Exercise text Start Marker
Converting UTC timestamp to ISO 8601 in Ruby

Ruby on-RailsRubyTimestamp

Ruby on-Rails Problem Overview


I have a timestamp that is in UTC

"2010-10-25 23:48:46 UTC"

I need to convert it into ISO 8601

"2010-10-29 06:09Z"

The documentation is confusing as hell - what is the easiest way to do that?

Ruby on-Rails Solutions


Solution 1 - Ruby on-Rails

I think you're trying to trick us.

The input date to your question is the 25th of October, 2010, whilst the output is the 29th of October, 2010. Well played!

Continuing on this nit-picking thread: your times are also completely different and you're missing the seconds from the output time.

Now for the true answer.

A little factoid first though: the ISO 8601 output in Ruby is similar to the "Combined date and time" output from ISO 8601's Wikipedia page.

You've got a string and so you'll need to convert it into a Time object which you can do with to_time. Then it's simply a matter of calling iso8601 on that object to get the ISO 8601 version:

"2010-10-25 23:48:46 UTC".to_time.iso8601

The to_time method is courtesy of Rails, whilst the iso8601 is courtesy of Ruby's standard library.
Exercise text End Marker
Provided material Start Marker
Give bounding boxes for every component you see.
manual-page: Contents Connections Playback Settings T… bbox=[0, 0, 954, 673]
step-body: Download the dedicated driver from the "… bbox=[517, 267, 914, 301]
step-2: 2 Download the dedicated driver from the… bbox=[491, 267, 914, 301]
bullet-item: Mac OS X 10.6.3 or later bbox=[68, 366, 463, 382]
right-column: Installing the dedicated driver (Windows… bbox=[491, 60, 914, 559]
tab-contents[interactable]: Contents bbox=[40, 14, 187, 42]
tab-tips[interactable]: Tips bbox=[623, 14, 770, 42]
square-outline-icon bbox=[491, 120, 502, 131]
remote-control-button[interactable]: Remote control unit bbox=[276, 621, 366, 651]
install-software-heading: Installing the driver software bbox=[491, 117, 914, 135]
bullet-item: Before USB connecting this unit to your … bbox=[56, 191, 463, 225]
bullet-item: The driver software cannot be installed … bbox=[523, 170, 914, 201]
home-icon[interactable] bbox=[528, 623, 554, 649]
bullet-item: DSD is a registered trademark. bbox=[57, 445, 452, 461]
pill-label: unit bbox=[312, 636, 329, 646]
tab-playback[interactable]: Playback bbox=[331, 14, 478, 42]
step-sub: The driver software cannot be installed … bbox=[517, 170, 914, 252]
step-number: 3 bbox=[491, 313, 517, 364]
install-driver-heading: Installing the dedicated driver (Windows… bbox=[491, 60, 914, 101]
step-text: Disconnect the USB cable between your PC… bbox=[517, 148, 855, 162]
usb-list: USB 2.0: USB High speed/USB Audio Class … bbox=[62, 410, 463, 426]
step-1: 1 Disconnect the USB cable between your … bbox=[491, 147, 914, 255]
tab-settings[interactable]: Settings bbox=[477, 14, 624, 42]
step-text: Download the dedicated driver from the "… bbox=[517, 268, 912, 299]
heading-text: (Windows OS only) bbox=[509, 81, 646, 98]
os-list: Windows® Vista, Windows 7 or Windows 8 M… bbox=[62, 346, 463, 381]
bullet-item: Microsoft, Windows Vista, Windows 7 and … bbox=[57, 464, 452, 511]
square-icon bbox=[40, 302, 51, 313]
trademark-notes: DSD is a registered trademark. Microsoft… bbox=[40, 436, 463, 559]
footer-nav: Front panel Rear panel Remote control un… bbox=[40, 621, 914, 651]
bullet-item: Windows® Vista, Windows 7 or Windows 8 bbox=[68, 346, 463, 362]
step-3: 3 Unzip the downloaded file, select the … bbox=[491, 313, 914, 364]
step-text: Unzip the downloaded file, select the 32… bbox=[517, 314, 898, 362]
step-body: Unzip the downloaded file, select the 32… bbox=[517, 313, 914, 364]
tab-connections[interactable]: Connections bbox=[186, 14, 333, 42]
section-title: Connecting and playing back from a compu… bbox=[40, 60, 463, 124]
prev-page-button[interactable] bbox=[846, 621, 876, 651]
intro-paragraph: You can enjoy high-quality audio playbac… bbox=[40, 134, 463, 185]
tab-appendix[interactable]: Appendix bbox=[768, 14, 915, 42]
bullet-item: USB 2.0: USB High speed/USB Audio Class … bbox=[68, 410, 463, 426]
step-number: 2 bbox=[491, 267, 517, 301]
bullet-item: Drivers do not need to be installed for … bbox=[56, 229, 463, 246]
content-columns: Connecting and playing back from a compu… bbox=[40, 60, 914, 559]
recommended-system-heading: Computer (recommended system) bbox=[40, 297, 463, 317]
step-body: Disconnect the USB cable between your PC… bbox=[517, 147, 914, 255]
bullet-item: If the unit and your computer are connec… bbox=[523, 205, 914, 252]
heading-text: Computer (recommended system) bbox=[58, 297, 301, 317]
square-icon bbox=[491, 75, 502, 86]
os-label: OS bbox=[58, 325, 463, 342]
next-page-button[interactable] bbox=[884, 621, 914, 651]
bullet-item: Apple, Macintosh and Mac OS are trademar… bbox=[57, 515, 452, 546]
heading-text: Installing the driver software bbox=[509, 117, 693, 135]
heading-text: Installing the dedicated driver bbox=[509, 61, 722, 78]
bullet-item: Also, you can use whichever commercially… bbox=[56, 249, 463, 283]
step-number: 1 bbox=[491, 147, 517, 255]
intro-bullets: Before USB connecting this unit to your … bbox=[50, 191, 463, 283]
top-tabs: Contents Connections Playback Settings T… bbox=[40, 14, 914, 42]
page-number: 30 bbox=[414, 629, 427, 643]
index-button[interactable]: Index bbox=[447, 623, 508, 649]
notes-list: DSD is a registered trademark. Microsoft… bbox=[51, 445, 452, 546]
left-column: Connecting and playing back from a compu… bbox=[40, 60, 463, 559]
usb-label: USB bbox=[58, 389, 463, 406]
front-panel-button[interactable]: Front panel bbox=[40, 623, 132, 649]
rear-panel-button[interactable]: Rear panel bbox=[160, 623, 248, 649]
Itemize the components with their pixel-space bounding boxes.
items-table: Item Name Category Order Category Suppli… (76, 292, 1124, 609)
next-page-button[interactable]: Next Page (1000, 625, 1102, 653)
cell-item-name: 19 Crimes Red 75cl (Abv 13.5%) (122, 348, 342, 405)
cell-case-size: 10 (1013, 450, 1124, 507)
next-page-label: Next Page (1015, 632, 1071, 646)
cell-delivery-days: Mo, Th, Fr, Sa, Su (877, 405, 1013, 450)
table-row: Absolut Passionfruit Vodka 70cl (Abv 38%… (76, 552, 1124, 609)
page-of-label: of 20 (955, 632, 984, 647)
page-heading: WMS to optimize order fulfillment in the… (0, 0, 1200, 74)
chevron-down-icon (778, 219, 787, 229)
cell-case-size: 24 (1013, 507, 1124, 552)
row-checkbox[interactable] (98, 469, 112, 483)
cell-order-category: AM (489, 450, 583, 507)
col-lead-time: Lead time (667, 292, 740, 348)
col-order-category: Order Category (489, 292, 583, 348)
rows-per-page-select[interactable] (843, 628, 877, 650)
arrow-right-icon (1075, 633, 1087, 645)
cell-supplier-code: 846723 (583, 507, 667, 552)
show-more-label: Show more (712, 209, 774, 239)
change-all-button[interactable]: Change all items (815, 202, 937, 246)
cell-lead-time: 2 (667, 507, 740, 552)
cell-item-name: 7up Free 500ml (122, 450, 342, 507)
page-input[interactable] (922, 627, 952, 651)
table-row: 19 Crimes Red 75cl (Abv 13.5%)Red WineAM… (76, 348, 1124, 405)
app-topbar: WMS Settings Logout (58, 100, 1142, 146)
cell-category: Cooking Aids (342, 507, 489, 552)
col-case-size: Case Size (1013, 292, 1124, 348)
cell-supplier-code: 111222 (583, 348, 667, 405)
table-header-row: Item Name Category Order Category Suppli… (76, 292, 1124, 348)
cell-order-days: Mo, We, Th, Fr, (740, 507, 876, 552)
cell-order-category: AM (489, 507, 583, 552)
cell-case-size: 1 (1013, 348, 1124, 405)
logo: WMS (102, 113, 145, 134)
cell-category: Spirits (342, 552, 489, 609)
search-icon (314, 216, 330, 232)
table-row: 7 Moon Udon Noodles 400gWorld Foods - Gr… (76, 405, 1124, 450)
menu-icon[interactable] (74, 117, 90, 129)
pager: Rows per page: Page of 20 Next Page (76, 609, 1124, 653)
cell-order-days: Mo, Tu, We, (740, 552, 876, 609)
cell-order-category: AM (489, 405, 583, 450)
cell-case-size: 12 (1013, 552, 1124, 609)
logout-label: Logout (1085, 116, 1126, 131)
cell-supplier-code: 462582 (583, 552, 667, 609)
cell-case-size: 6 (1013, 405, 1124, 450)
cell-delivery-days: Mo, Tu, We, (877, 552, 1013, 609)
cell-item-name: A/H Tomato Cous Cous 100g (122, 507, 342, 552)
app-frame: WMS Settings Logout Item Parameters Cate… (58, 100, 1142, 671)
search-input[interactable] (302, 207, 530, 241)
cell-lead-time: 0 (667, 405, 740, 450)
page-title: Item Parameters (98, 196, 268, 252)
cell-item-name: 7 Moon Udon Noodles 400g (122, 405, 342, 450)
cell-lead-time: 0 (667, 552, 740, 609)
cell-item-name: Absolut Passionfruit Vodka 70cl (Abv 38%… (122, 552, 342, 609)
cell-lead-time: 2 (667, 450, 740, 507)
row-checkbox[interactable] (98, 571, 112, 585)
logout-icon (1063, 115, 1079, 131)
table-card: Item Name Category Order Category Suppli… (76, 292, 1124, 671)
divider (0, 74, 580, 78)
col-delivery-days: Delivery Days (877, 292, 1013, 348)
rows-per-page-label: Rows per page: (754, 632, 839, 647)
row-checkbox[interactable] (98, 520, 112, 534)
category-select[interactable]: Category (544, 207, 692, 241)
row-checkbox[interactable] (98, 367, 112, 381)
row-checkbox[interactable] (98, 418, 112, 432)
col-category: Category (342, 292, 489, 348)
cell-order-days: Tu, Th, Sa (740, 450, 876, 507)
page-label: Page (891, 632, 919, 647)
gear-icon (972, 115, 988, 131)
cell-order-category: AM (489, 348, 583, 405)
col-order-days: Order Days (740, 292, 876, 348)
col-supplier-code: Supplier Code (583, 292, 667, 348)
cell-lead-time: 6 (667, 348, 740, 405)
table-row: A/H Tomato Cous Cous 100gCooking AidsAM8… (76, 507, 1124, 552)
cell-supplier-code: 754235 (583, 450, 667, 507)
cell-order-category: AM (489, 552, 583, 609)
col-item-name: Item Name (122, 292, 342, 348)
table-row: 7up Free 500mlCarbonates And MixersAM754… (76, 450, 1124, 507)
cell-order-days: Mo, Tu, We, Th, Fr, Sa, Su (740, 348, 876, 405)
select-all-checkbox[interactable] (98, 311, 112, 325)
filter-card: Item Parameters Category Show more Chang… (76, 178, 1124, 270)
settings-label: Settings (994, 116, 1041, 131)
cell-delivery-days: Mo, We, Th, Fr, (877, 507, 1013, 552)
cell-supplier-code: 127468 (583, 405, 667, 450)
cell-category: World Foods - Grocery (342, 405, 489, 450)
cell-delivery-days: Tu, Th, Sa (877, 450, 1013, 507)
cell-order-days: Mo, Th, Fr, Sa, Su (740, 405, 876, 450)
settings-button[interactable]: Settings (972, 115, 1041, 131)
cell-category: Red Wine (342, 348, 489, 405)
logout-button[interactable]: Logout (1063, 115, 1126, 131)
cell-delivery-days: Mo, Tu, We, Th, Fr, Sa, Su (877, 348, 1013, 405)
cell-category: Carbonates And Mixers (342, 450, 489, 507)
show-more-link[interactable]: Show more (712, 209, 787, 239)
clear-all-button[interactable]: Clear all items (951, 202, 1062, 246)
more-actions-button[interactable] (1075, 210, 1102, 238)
Provided material End Marker
> **Complete the following**
(A) For each of the following statements, state whether it agrees with the Ruby timestamp text, and quote the exact words from that text that decide it: (i) The input timestamp in the question falls on the 25th of October, 2010. (ii) The iso8601 method is supplied by Rails. (iii) The string must first be converted into a Time object.
(B) Write a continuation of the Ruby timestamp text, beginning after its final sentence.

> **Task-by-task answers**
(A)
(i) Yes: "The input date to your question is the 25th of October, 2010"
(ii) No: "the iso8601 is courtesy of Ruby's standard library."
(iii) Yes: "You've got a string and so you'll need to convert it into a Time object which you can do with to_time."

(B)
Solution 2 - Ruby on-Rails

After much experimenting, I find the Time library's parser to be better than DateTime, although the reasons escape me at the moment. With that caveat, I always use Time rather than DateTime for this kind of stuff, and the ruby documentation is also difficult to grok as to why this is so,

require 'time'
puts Time.parse("2010-10-25 23:48:46 UTC").iso8601
"2010-10-25T23:48:46Z"

Solution 3 - Ruby on-Rails

Note: you have to convert (parse) a time string into a time object before you can apply the to_time method.

ruby-1.9.2-p180 :016 > "2010-10-25 23:48:46 UTC".to_time.iso8601
NoMethodError: undefined method `to_time' for "2010-10-25 23:48:46 UTC":String
	from (irb):16

Correct procedure:

irb> ut = DateTime.parse("2010-10-25 23:48:46 UTC")

irb> ut.iso8601
 => "2010-10-25T23:48:46+00:00" 

Solution 4 - Ruby on-Rails

Adding an answer to this super old question because if you're using Rails, there is no need to convert/parse it in the way the other answers here are telling you to do:

  • If it's already a timestamp (e.g., a created_at or updated_at attribute), you can directly call the iso8601 method on that timestamp (e.g., object.created_at.iso8601).
  • The iso8601 method also accepts a numeric argument to display fractional digits; you would use this if you want 2020-04-06T19:16:55.604Z instead of 2020-04-06T19:16:55Z.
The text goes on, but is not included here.